Each line in the entries below that holds the string "VIEW" is to be listed.
=-=-=
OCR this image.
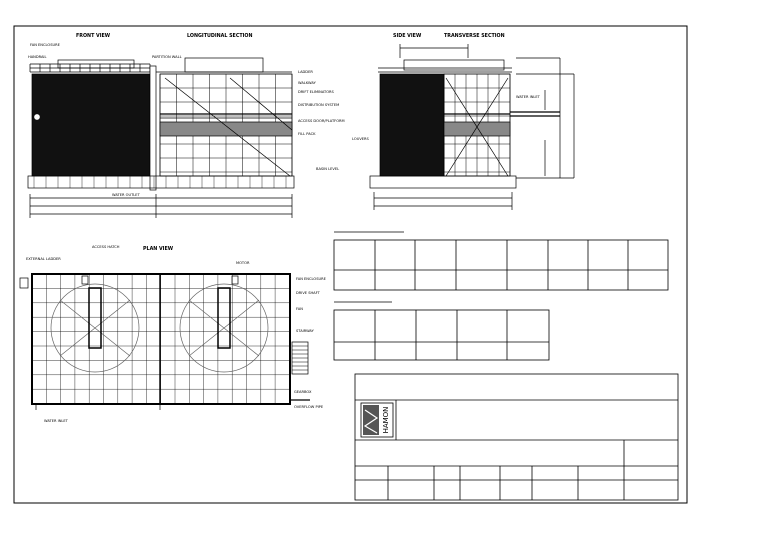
HAMON
FRONT VIEW	LONGITUDINAL SECTION	SIDE VIEW	TRANSVERSE SECTION
PLAN VIEW
FAN ENCLOSURE
HANDRAIL	PARTITION WALL
LADDER
WALKWAY
DRIFT ELIMINATORS
DISTRIBUTION SYSTEM
ACCESS DOOR/PLATFORM
FILL PACK
WATER OUTLET
BASIN LEVEL
LOUVERS
WATER INLET
EXTERNAL LADDER
ACCESS HATCH
MOTOR
FAN ENCLOSURE
DRIVE SHAFT
FAN
STAIRWAY
GEARBOX
OVERFLOW PIPE
WATER INLET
=-=-=
** Answer to the problem **
FRONT VIEW	LONGITUDINAL SECTION	SIDE VIEW	TRANSVERSE SECTION
PLAN VIEW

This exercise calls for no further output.